STATED EXERCISE A:
List every person named in the passage below about the Toldos Jeschu.

DOCUMENT:
This detestable book, Sepher Toldos Jeschu, was known in the second century: Celsus confidently cites it, and Origen refutes it in his ninth chapter.

There is another book also entitled "Toldos Jeschu," published by Huldric in 1703, which more closely follows the Gospel of the Infancy, but which is full of the grossest anachronisms. It places both the birth and death of Jesus Christ in the reign of Herod the Great, stating that complaints were made of the adultery of Panther and Mary the mother of Jesus, to that prince.

The author, who takes the name of Jonathan, and calls himself a contemporary of Jesus Christ, living at Jerusalem, pretends that Herod consulted, in the affair of Jesus Christ, the senators of a city in the land of Cæsarea. We will not follow so absurd an author through all his contradictions.

Yet it is under cover of all these calumnies that the Jews keep up their implacable hatred against the christians and the gospel. They have done their utmost to alter the chronology of the Old Testament, and to raise doubts and difficulties respecting the time of our Saviour's coming.

STATED EXERCISE B:
Rename "x-tick-label" to "x-axis-tick" in the records, covering everything from the line containing "data-point-avg-makespan <box>323 291" down to the line containing "legend-box <box>414 63 570 113</box>". Return only those lines, otherwise unchanged.

DATA PROVIDED:
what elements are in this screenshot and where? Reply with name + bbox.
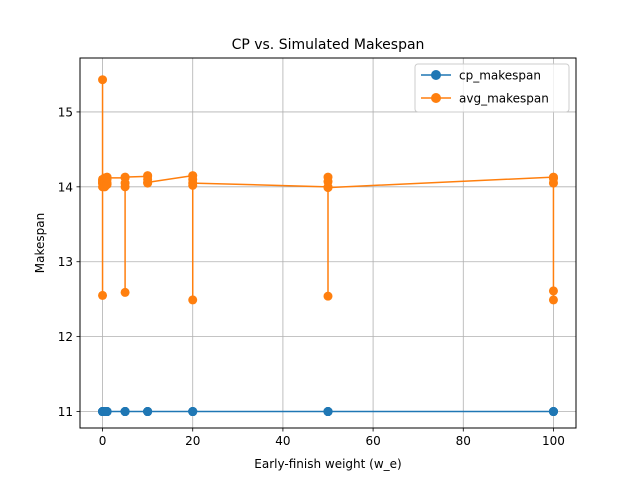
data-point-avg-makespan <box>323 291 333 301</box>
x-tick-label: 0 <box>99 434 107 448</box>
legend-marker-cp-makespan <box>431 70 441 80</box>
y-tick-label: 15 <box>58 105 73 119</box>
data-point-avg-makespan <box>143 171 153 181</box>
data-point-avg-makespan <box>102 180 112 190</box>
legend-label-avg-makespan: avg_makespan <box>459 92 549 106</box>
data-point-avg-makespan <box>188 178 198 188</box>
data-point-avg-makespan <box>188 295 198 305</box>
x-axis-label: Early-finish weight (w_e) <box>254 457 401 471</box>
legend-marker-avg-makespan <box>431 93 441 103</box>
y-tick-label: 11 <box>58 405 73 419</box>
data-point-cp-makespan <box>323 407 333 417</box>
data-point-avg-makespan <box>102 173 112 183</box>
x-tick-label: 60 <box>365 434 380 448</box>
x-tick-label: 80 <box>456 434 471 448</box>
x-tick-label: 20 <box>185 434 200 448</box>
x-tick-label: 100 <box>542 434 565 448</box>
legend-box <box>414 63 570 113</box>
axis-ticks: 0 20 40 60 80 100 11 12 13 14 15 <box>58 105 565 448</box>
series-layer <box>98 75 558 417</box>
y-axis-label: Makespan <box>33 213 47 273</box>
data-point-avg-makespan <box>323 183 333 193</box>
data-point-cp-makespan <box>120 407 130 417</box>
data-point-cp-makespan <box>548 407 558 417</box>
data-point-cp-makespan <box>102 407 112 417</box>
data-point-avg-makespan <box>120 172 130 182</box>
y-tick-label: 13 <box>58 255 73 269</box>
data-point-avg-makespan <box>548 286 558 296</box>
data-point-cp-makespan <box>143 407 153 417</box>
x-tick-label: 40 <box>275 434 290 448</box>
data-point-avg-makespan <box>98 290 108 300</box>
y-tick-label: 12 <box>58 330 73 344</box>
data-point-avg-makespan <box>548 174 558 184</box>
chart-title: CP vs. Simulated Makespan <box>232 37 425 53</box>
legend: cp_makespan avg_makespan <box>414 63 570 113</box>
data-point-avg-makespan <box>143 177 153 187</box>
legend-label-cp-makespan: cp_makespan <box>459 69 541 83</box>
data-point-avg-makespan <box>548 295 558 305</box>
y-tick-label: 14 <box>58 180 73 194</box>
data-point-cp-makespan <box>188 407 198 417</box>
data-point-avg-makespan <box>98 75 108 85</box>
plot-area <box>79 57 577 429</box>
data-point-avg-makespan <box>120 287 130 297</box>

COMPLETE ANSWER A:
Celsus, Origen, Huldric, Jesus Christ, Herod the Great, Panther, Mary, Jonathan

COMPLETE ANSWER B:
data-point-avg-makespan <box>323 291 333 301</box>
x-axis-tick: 0 <box>99 434 107 448</box>
legend-marker-cp-makespan <box>431 70 441 80</box>
y-tick-label: 15 <box>58 105 73 119</box>
data-point-avg-makespan <box>143 171 153 181</box>
data-point-avg-makespan <box>102 180 112 190</box>
legend-label-avg-makespan: avg_makespan <box>459 92 549 106</box>
data-point-avg-makespan <box>188 178 198 188</box>
data-point-avg-makespan <box>188 295 198 305</box>
x-axis-label: Early-finish weight (w_e) <box>254 457 401 471</box>
legend-marker-avg-makespan <box>431 93 441 103</box>
y-tick-label: 11 <box>58 405 73 419</box>
data-point-cp-makespan <box>323 407 333 417</box>
data-point-avg-makespan <box>102 173 112 183</box>
x-axis-tick: 60 <box>365 434 380 448</box>
x-axis-tick: 80 <box>456 434 471 448</box>
x-axis-tick: 20 <box>185 434 200 448</box>
x-axis-tick: 100 <box>542 434 565 448</box>
legend-box <box>414 63 570 113</box>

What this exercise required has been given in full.